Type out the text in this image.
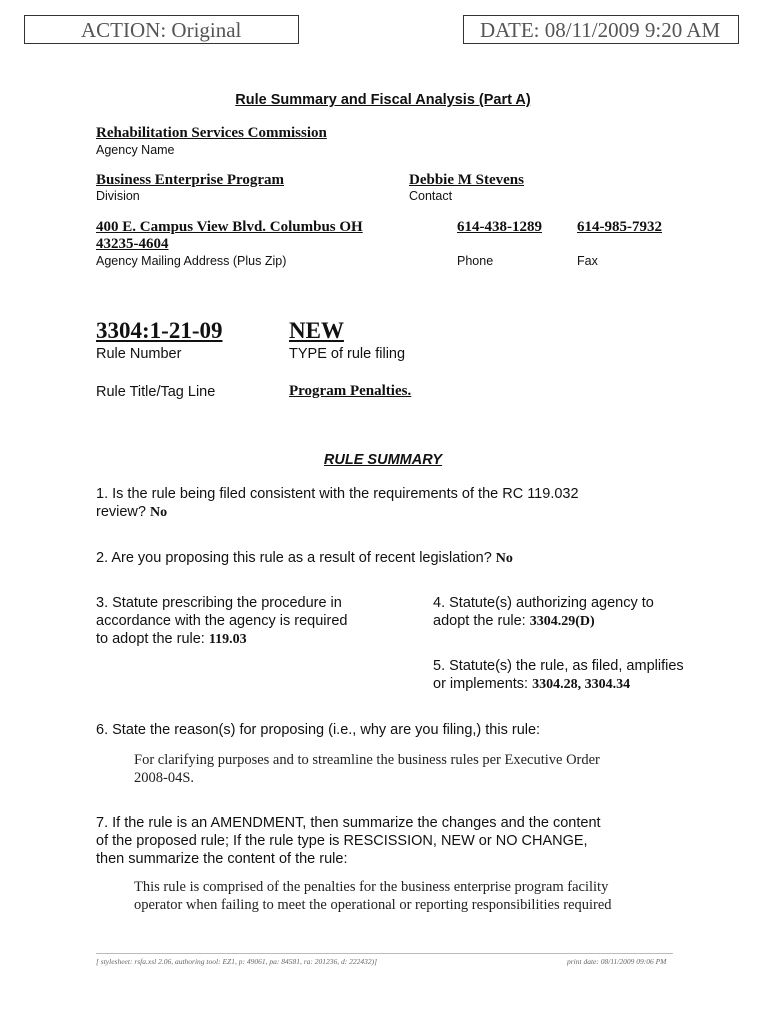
ACTION: Original	DATE: 08/11/2009 9:20 AM
Rule Summary and Fiscal Analysis (Part A)
Rehabilitation Services Commission
Agency Name
Business Enterprise Program
Division
Debbie M Stevens
Contact
400 E. Campus View Blvd. Columbus OH
43235-4604
Agency Mailing Address (Plus Zip)
614-438-1289
Phone
614-985-7932
Fax
3304:1-21-09
Rule Number
NEW
TYPE of rule filing
Rule Title/Tag Line	Program Penalties.
RULE SUMMARY
1. Is the rule being filed consistent with the requirements of the RC 119.032
review? No
2. Are you proposing this rule as a result of recent legislation? No
3. Statute prescribing the procedure in
accordance with the agency is required
to adopt the rule: 119.03
4. Statute(s) authorizing agency to
adopt the rule: 3304.29(D)
5. Statute(s) the rule, as filed, amplifies
or implements: 3304.28, 3304.34
6. State the reason(s) for proposing (i.e., why are you filing,) this rule:
For clarifying purposes and to streamline the business rules per Executive Order
2008-04S.
7. If the rule is an AMENDMENT, then summarize the changes and the content
of the proposed rule; If the rule type is RESCISSION, NEW or NO CHANGE,
then summarize the content of the rule:
This rule is comprised of the penalties for the business enterprise program facility
operator when failing to meet the operational or reporting responsibilities required
[ stylesheet: rsfa.xsl 2.06, authoring tool: EZ1, p: 49061, pa: 84581, ra: 201236, d: 222432)]	print date: 08/11/2009 09:06 PM
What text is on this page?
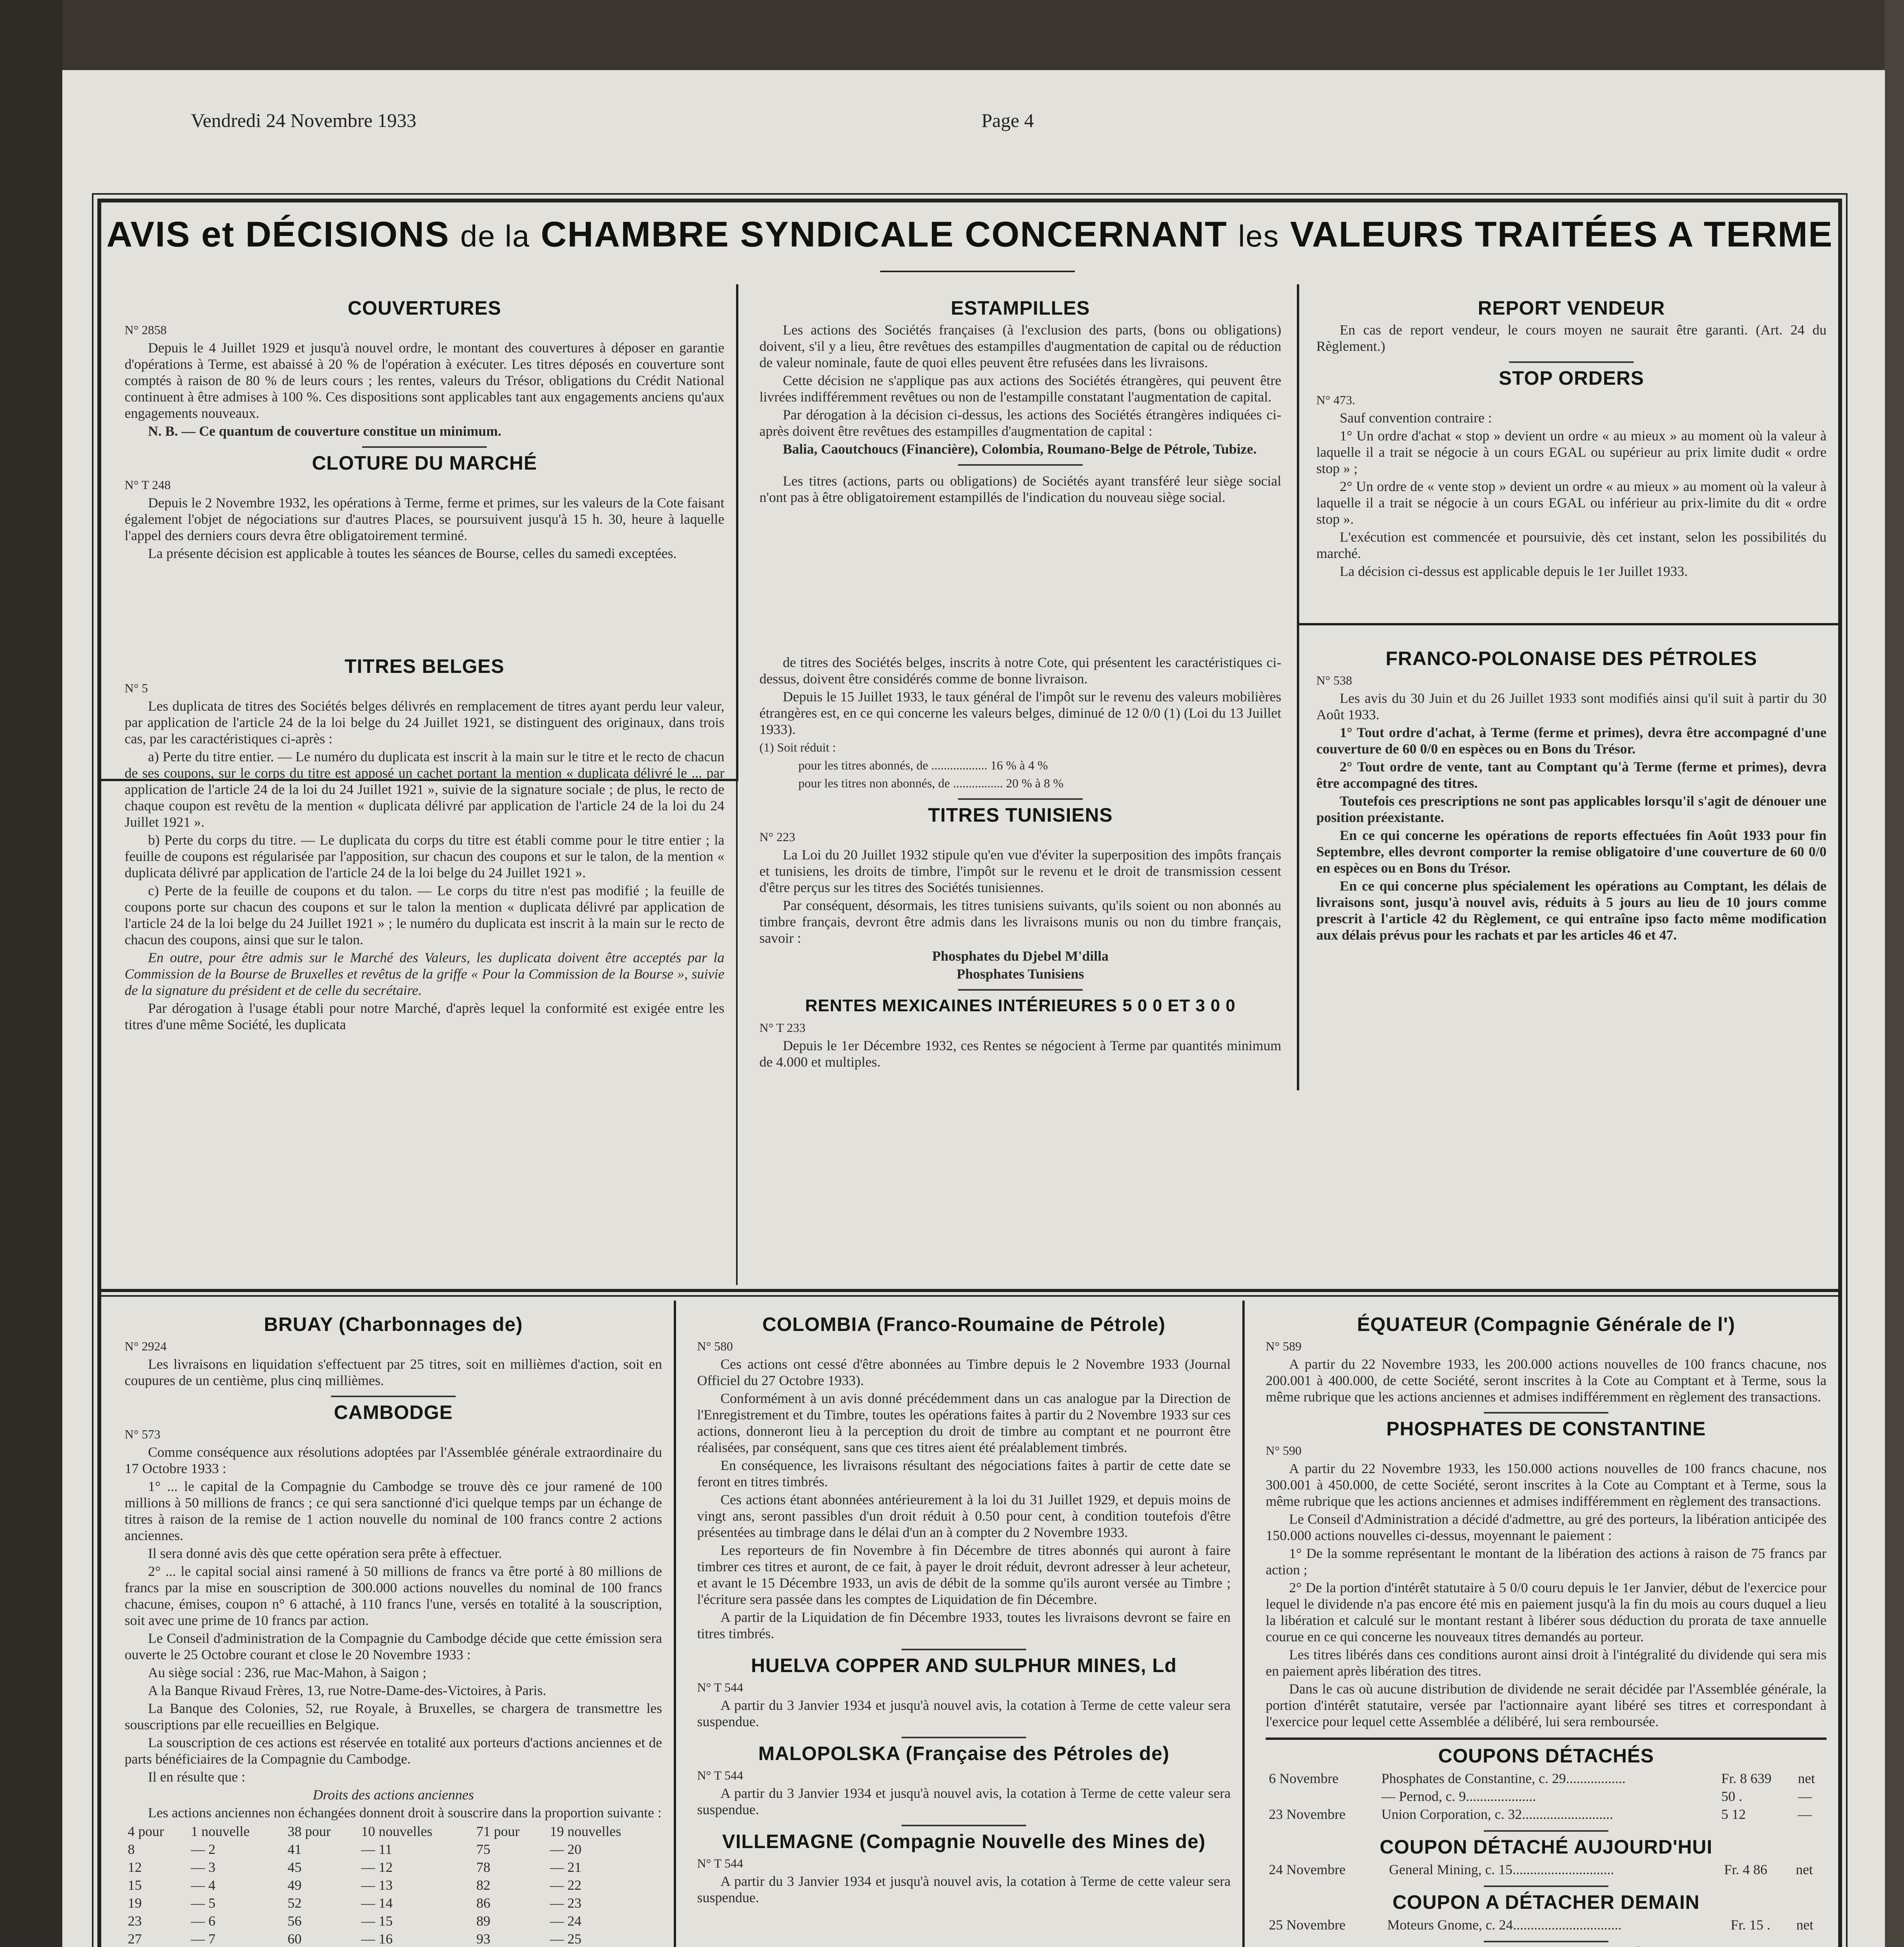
Vendredi 24 Novembre 1933	Page 4
AVIS et DÉCISIONS de la CHAMBRE SYNDICALE CONCERNANT les VALEURS TRAITÉES A TERME
COUVERTURES

N° 2858

Depuis le 4 Juillet 1929 et jusqu'à nouvel ordre, le montant des couvertures à déposer en garantie d'opérations à Terme, est abaissé à 20 % de l'opération à exécuter. Les titres déposés en couverture sont comptés à raison de 80 % de leurs cours ; les rentes, valeurs du Trésor, obligations du Crédit National continuent à être admises à 100 %. Ces dispositions sont applicables tant aux engagements anciens qu'aux engagements nouveaux.

N. B. — Ce quantum de couverture constitue un minimum.

CLOTURE DU MARCHÉ

N° T 248

Depuis le 2 Novembre 1932, les opérations à Terme, ferme et primes, sur les valeurs de la Cote faisant également l'objet de négociations sur d'autres Places, se poursuivent jusqu'à 15 h. 30, heure à laquelle l'appel des derniers cours devra être obligatoirement terminé.

La présente décision est applicable à toutes les séances de Bourse, celles du samedi exceptées.

ESTAMPILLES

Les actions des Sociétés françaises (à l'exclusion des parts, (bons ou obligations) doivent, s'il y a lieu, être revêtues des estampilles d'augmentation de capital ou de réduction de valeur nominale, faute de quoi elles peuvent être refusées dans les livraisons.

Cette décision ne s'applique pas aux actions des Sociétés étrangères, qui peuvent être livrées indifféremment revêtues ou non de l'estampille constatant l'augmentation de capital.

Par dérogation à la décision ci-dessus, les actions des Sociétés étrangères indiquées ci-après doivent être revêtues des estampilles d'augmentation de capital :

Balia, Caoutchoucs (Financière), Colombia, Roumano-Belge de Pétrole, Tubize.

Les titres (actions, parts ou obligations) de Sociétés ayant transféré leur siège social n'ont pas à être obligatoirement estampillés de l'indication du nouveau siège social.

REPORT VENDEUR

En cas de report vendeur, le cours moyen ne saurait être garanti. (Art. 24 du Règlement.)

STOP ORDERS

N° 473.

Sauf convention contraire :

1° Un ordre d'achat « stop » devient un ordre « au mieux » au moment où la valeur à laquelle il a trait se négocie à un cours EGAL ou supérieur au prix limite dudit « ordre stop » ;

2° Un ordre de « vente stop » devient un ordre « au mieux » au moment où la valeur à laquelle il a trait se négocie à un cours EGAL ou inférieur au prix-limite du dit « ordre stop ».

L'exécution est commencée et poursuivie, dès cet instant, selon les possibilités du marché.

La décision ci-dessus est applicable depuis le 1er Juillet 1933.

TITRES BELGES

N° 5

Les duplicata de titres des Sociétés belges délivrés en remplacement de titres ayant perdu leur valeur, par application de l'article 24 de la loi belge du 24 Juillet 1921, se distinguent des originaux, dans trois cas, par les caractéristiques ci-après :

a) Perte du titre entier. — Le numéro du duplicata est inscrit à la main sur le titre et le recto de chacun de ses coupons, sur le corps du titre est apposé un cachet portant la mention « duplicata délivré le ... par application de l'article 24 de la loi du 24 Juillet 1921 », suivie de la signature sociale ; de plus, le recto de chaque coupon est revêtu de la mention « duplicata délivré par application de l'article 24 de la loi du 24 Juillet 1921 ».

b) Perte du corps du titre. — Le duplicata du corps du titre est établi comme pour le titre entier ; la feuille de coupons est régularisée par l'apposition, sur chacun des coupons et sur le talon, de la mention « duplicata délivré par application de l'article 24 de la loi belge du 24 Juillet 1921 ».

c) Perte de la feuille de coupons et du talon. — Le corps du titre n'est pas modifié ; la feuille de coupons porte sur chacun des coupons et sur le talon la mention « duplicata délivré par application de l'article 24 de la loi belge du 24 Juillet 1921 » ; le numéro du duplicata est inscrit à la main sur le recto de chacun des coupons, ainsi que sur le talon.

En outre, pour être admis sur le Marché des Valeurs, les duplicata doivent être acceptés par la Commission de la Bourse de Bruxelles et revêtus de la griffe « Pour la Commission de la Bourse », suivie de la signature du président et de celle du secrétaire.

Par dérogation à l'usage établi pour notre Marché, d'après lequel la conformité est exigée entre les titres d'une même Société, les duplicata

de titres des Sociétés belges, inscrits à notre Cote, qui présentent les caractéristiques ci-dessus, doivent être considérés comme de bonne livraison.

Depuis le 15 Juillet 1933, le taux général de l'impôt sur le revenu des valeurs mobilières étrangères est, en ce qui concerne les valeurs belges, diminué de 12 0/0 (1) (Loi du 13 Juillet 1933).

(1) Soit réduit :

pour les titres abonnés, de .................. 16 % à 4 %

pour les titres non abonnés, de ................ 20 % à 8 %

TITRES TUNISIENS

N° 223

La Loi du 20 Juillet 1932 stipule qu'en vue d'éviter la superposition des impôts français et tunisiens, les droits de timbre, l'impôt sur le revenu et le droit de transmission cessent d'être perçus sur les titres des Sociétés tunisiennes.

Par conséquent, désormais, les titres tunisiens suivants, qu'ils soient ou non abonnés au timbre français, devront être admis dans les livraisons munis ou non du timbre français, savoir :

Phosphates du Djebel M'dilla

Phosphates Tunisiens

RENTES MEXICAINES INTÉRIEURES 5 0 0 ET 3 0 0

N° T 233

Depuis le 1er Décembre 1932, ces Rentes se négocient à Terme par quantités minimum de 4.000 et multiples.

FRANCO-POLONAISE DES PÉTROLES

N° 538

Les avis du 30 Juin et du 26 Juillet 1933 sont modifiés ainsi qu'il suit à partir du 30 Août 1933.

1° Tout ordre d'achat, à Terme (ferme et primes), devra être accompagné d'une couverture de 60 0/0 en espèces ou en Bons du Trésor.

2° Tout ordre de vente, tant au Comptant qu'à Terme (ferme et primes), devra être accompagné des titres.

Toutefois ces prescriptions ne sont pas applicables lorsqu'il s'agit de dénouer une position préexistante.

En ce qui concerne les opérations de reports effectuées fin Août 1933 pour fin Septembre, elles devront comporter la remise obligatoire d'une couverture de 60 0/0 en espèces ou en Bons du Trésor.

En ce qui concerne plus spécialement les opérations au Comptant, les délais de livraisons sont, jusqu'à nouvel avis, réduits à 5 jours au lieu de 10 jours comme prescrit à l'article 42 du Règlement, ce qui entraîne ipso facto même modification aux délais prévus pour les rachats et par les articles 46 et 47.

BRUAY (Charbonnages de)

N° 2924

Les livraisons en liquidation s'effectuent par 25 titres, soit en millièmes d'action, soit en coupures de un centième, plus cinq millièmes.

CAMBODGE

N° 573

Comme conséquence aux résolutions adoptées par l'Assemblée générale extraordinaire du 17 Octobre 1933 :

1° ... le capital de la Compagnie du Cambodge se trouve dès ce jour ramené de 100 millions à 50 millions de francs ; ce qui sera sanctionné d'ici quelque temps par un échange de titres à raison de la remise de 1 action nouvelle du nominal de 100 francs contre 2 actions anciennes.

Il sera donné avis dès que cette opération sera prête à effectuer.

2° ... le capital social ainsi ramené à 50 millions de francs va être porté à 80 millions de francs par la mise en souscription de 300.000 actions nouvelles du nominal de 100 francs chacune, émises, coupon n° 6 attaché, à 110 francs l'une, versés en totalité à la souscription, soit avec une prime de 10 francs par action.

Le Conseil d'administration de la Compagnie du Cambodge décide que cette émission sera ouverte le 25 Octobre courant et close le 20 Novembre 1933 :

Au siège social : 236, rue Mac-Mahon, à Saigon ;

A la Banque Rivaud Frères, 13, rue Notre-Dame-des-Victoires, à Paris.

La Banque des Colonies, 52, rue Royale, à Bruxelles, se chargera de transmettre les souscriptions par elle recueillies en Belgique.

La souscription de ces actions est réservée en totalité aux porteurs d'actions anciennes et de parts bénéficiaires de la Compagnie du Cambodge.

Il en résulte que :

Droits des actions anciennes

Les actions anciennes non échangées donnent droit à souscrire dans la proportion suivante :

4 pour	1 nouvelle	38 pour	10 nouvelles	71 pour	19 nouvelles
8	— 2	41	— 11	75	— 20
12	— 3	45	— 12	78	— 21
15	— 4	49	— 13	82	— 22
19	— 5	52	— 14	86	— 23
23	— 6	56	— 15	89	— 24
27	— 7	60	— 16	93	— 25

COLOMBIA (Franco-Roumaine de Pétrole)

N° 580

Ces actions ont cessé d'être abonnées au Timbre depuis le 2 Novembre 1933 (Journal Officiel du 27 Octobre 1933).

Conformément à un avis donné précédemment dans un cas analogue par la Direction de l'Enregistrement et du Timbre, toutes les opérations faites à partir du 2 Novembre 1933 sur ces actions, donneront lieu à la perception du droit de timbre au comptant et ne pourront être réalisées, par conséquent, sans que ces titres aient été préalablement timbrés.

En conséquence, les livraisons résultant des négociations faites à partir de cette date se feront en titres timbrés.

Ces actions étant abonnées antérieurement à la loi du 31 Juillet 1929, et depuis moins de vingt ans, seront passibles d'un droit réduit à 0.50 pour cent, à condition toutefois d'être présentées au timbrage dans le délai d'un an à compter du 2 Novembre 1933.

Les reporteurs de fin Novembre à fin Décembre de titres abonnés qui auront à faire timbrer ces titres et auront, de ce fait, à payer le droit réduit, devront adresser à leur acheteur, et avant le 15 Décembre 1933, un avis de débit de la somme qu'ils auront versée au Timbre ; l'écriture sera passée dans les comptes de Liquidation de fin Décembre.

A partir de la Liquidation de fin Décembre 1933, toutes les livraisons devront se faire en titres timbrés.

HUELVA COPPER AND SULPHUR MINES, Ld

N° T 544

A partir du 3 Janvier 1934 et jusqu'à nouvel avis, la cotation à Terme de cette valeur sera suspendue.

MALOPOLSKA (Française des Pétroles de)

N° T 544

A partir du 3 Janvier 1934 et jusqu'à nouvel avis, la cotation à Terme de cette valeur sera suspendue.

VILLEMAGNE (Compagnie Nouvelle des Mines de)

N° T 544

A partir du 3 Janvier 1934 et jusqu'à nouvel avis, la cotation à Terme de cette valeur sera suspendue.

ÉQUATEUR (Compagnie Générale de l')

N° 589

A partir du 22 Novembre 1933, les 200.000 actions nouvelles de 100 francs chacune, nos 200.001 à 400.000, de cette Société, seront inscrites à la Cote au Comptant et à Terme, sous la même rubrique que les actions anciennes et admises indifféremment en règlement des transactions.

PHOSPHATES DE CONSTANTINE

N° 590

A partir du 22 Novembre 1933, les 150.000 actions nouvelles de 100 francs chacune, nos 300.001 à 450.000, de cette Société, seront inscrites à la Cote au Comptant et à Terme, sous la même rubrique que les actions anciennes et admises indifféremment en règlement des transactions.

Le Conseil d'Administration a décidé d'admettre, au gré des porteurs, la libération anticipée des 150.000 actions nouvelles ci-dessus, moyennant le paiement :

1° De la somme représentant le montant de la libération des actions à raison de 75 francs par action ;

2° De la portion d'intérêt statutaire à 5 0/0 couru depuis le 1er Janvier, début de l'exercice pour lequel le dividende n'a pas encore été mis en paiement jusqu'à la fin du mois au cours duquel a lieu la libération et calculé sur le montant restant à libérer sous déduction du prorata de taxe annuelle courue en ce qui concerne les nouveaux titres demandés au porteur.

Les titres libérés dans ces conditions auront ainsi droit à l'intégralité du dividende qui sera mis en paiement après libération des titres.

Dans le cas où aucune distribution de dividende ne serait décidée par l'Assemblée générale, la portion d'intérêt statutaire, versée par l'actionnaire ayant libéré ses titres et correspondant à l'exercice pour lequel cette Assemblée a délibéré, lui sera remboursée.

COUPONS DÉTACHÉS
6 Novembre	Phosphates de Constantine, c. 29.................	Fr. 8 639	net
	— Pernod, c. 9....................	50 .	—
23 Novembre	Union Corporation, c. 32..........................	5 12	—
COUPON DÉTACHÉ AUJOURD'HUI
24 Novembre	General Mining, c. 15.............................	Fr. 4 86	net
COUPON A DÉTACHER DEMAIN
25 Novembre	Moteurs Gnome, c. 24...............................	Fr. 15 .	net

# # # #

Set exercise: Copy each line above that contains the string "minimum".

Right answer:
N. B. — Ce quantum de couverture constitue un minimum.
Depuis le 1er Décembre 1932, ces Rentes se négocient à Terme par quantités minimum de 4.000 et multiples.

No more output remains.